# START OF PAGE TEXT

Location
- Goodwin St Lyneham Canberra, Australian Capital Territory, 2602 Australia 35°15′07″S 149°07′52″E﻿ / ﻿35.252°S 149.131°E

Information
- Type: Co-educational secondary and ACT government school
- Mottoes: Care Quality Creativity, Latin: Vera Semper Colere (Always foster the truth)
- Established: January 1959
- Principal: Jacqui Ford
- Campus: Lyneham
- Colours: Blue and maroon
- Mascot: Lion (Educat)
- Website: www.lynehamhs.act.edu.au

= Lyneham High School =

Lyneham High School is a public secondary school in the Australian capital of Canberra that was founded in 1959. Located in the suburb of Lyneham, it is one of the only large public high schools in the immediate area. The school has a performing arts programs which includes concert and jazz bands, performance-based music classes and drama, digital arts and dance classes.

==Enrollment==

Lyneham high school's exact student count is not publicly available information, although the school has been stated to be well over its student capacity. Most students enrol from the schools Turner Primary School, Majura Primary School, North Ainslie Primary School and Lyneham Primary School. The priority enrolment areas (PEAs) of the school include Acton, Turner, Dickson, Hackett, Downer, O'Connor and Watson, the latter being a shared PEA with Campbell High School.

==Band Program==
Lyneham High School's band program consists of five concert bands and two jazz bands, as well as several smaller ensembles across school years. The concert bands include the Year 7 Beginner Band, the Year 7 Concert Band, the Year 8 Concert Band, the Year 9 Concert Band, and the Year 10 Concert Band. All of these bands are run as an elective class, and instruments include those from the woodwind, brass, and guitar families. Percussion instruments are also present in the bands. The Jazz bands are extra curricular bands, including the Intermediate Jazz Band and the Senior Jazz Band. Every year, all bands enter the Australian National Eisteddfod, and have won numerous awards from the competition.

Towards the later stages of the year, Year 10 students are offered places in the Ginninderra Wind Orchestra as a means of continuing their musical careers after leaving Lyneham.

# END OF PAGE TEXT
# START OF DATA

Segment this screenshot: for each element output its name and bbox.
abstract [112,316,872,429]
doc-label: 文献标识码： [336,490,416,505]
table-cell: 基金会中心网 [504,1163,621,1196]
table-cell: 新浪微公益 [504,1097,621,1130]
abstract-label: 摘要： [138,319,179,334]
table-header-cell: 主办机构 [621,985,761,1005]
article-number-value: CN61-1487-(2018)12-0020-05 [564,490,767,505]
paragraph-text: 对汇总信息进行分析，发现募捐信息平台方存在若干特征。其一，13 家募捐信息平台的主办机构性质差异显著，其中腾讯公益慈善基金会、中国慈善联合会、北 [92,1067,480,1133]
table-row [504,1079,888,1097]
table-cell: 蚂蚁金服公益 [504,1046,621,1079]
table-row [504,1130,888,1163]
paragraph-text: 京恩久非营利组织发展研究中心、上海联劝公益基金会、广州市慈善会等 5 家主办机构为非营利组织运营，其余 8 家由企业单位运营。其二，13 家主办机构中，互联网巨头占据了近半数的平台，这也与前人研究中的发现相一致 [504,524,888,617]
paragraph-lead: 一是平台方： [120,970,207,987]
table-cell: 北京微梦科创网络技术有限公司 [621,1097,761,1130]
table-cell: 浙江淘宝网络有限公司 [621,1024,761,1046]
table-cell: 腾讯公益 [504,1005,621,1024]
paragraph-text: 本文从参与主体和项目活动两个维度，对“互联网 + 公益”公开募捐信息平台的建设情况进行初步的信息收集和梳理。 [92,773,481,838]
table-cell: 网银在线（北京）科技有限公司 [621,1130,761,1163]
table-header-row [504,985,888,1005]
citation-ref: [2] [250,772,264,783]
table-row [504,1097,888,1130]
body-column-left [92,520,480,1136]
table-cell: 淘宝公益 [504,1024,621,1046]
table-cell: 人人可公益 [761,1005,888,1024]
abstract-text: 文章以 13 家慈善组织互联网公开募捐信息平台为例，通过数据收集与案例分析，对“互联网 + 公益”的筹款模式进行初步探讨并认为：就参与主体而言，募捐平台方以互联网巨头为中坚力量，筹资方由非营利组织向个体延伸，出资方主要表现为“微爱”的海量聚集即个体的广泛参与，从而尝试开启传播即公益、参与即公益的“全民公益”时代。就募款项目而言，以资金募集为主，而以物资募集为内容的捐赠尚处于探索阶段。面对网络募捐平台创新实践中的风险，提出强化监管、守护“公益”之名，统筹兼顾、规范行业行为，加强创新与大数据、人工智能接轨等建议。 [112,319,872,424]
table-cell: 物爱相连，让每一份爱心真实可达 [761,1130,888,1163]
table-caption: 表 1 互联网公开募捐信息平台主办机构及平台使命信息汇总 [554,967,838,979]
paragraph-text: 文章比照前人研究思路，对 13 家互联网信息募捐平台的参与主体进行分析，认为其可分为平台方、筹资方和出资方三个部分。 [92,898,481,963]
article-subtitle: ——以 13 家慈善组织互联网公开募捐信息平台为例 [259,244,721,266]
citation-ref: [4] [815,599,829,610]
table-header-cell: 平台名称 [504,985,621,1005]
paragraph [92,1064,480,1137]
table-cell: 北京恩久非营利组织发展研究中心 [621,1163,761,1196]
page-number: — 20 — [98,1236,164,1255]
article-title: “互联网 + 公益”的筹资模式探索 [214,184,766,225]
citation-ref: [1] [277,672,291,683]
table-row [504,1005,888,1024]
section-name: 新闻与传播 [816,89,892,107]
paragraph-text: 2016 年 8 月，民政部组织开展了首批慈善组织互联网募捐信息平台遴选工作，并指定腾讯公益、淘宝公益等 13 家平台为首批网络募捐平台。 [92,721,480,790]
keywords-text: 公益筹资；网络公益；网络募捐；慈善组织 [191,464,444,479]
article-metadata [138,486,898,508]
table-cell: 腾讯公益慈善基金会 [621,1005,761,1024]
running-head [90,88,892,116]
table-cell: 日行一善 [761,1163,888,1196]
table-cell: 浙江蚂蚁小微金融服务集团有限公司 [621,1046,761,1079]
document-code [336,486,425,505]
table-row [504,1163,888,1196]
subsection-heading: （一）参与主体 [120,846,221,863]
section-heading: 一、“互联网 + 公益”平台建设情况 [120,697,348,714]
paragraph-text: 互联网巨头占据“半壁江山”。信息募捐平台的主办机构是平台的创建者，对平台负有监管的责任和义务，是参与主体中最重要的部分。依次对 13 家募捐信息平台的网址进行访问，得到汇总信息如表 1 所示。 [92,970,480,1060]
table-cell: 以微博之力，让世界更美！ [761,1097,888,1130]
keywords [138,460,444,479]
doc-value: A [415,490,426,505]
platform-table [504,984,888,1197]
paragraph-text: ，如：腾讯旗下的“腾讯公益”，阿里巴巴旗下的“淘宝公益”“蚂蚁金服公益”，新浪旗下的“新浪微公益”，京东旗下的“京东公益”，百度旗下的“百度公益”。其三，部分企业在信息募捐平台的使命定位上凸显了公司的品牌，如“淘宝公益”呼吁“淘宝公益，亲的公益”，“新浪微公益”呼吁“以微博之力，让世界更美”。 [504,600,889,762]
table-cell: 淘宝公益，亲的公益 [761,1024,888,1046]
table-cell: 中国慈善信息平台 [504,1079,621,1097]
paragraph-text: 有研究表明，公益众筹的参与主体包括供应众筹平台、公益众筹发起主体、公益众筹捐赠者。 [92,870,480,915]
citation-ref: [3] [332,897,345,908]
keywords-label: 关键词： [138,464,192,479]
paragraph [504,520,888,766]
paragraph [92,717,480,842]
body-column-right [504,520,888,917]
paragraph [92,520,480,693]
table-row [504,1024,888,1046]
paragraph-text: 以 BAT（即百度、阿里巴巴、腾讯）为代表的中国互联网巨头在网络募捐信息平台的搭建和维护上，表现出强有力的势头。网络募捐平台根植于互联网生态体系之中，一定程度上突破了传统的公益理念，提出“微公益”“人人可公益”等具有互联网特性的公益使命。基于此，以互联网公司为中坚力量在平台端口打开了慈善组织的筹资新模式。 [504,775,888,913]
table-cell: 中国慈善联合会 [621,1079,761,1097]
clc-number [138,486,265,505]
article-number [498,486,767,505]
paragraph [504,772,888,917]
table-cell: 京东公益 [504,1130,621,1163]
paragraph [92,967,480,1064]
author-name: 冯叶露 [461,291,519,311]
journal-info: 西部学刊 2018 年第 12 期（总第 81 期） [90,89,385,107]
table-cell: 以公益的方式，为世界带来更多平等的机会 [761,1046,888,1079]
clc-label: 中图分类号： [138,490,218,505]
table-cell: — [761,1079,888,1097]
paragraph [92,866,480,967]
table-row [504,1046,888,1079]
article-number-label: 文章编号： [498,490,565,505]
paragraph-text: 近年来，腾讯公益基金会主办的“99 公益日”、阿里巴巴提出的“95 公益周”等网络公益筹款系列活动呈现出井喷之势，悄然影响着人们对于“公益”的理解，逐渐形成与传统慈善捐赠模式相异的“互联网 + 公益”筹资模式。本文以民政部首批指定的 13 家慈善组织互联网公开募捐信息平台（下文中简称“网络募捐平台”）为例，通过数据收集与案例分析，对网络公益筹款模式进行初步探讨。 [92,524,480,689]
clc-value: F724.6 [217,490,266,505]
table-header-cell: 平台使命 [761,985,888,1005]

# END OF DATA

**REQUIRED TASK A:**
According to the Lyneham High School article, which two bands are the school's extra curricular jazz bands?
**REQUIRED TASK B:**
Extend the article on Lyneham High School beyond its last sentence.

**TASK OUTPUT A:**
The Intermediate Jazz Band and the Senior Jazz Band.

**TASK OUTPUT B:**
==Lyneham Performing Arts Centre==
In the late 2000s, Lyneham High School received a grant from the A.C.T. Government to build the Lyneham Performing Arts Centre (LPAC). Architects completed the blueprints for the $5.3 million complex, with construction beginning in June 2009. LPAC was completed in March 2010, being opened by Andrew Barr MLA. The centre has hosted numerous musical performances. It was also the venue for the 2010 Australian National Jazz Eisteddfod.

== Enrichment programs ==

=== LEAP ===
Launched in 1983, LEAP (Lyneham Enriched Academic Program), is an academic program designed to allow high school children to enrich their learning in the fields of Maths, Science, Social Studies (HaSS) and English. It provides a foundation for bright students intending to study these subjects at higher levels. The program is selective, with around thirty students being accepted in each year by means of a range of tests determining students' proficiency in each of the four subjects.

The requirements of LEAP are that the students are to sit the Australian Council for Education tests in the subjects of English, Mathematics, and Science.

LEAP students attend two camps aside from other students throughout their schooling at Lyneham High School: one in Year 8, and one in Year 10.

=== SEAL ===
The SEAL (Sporting Excellence At Lyneham) program is aimed at athletic students, giving them the opportunity to improve in their chosen sport by attending scheduled training sessions weekly. Meanwhile, the PE system allows SEAL students to catch up on work missed due to attending the specialist sessions.

=== DARE ===
The DARE (Developing Adolescent Resilience and Empathy) boys' program.

=== STAR ===
STAR (Supporting Talent Achievement and Resilience) girls' program.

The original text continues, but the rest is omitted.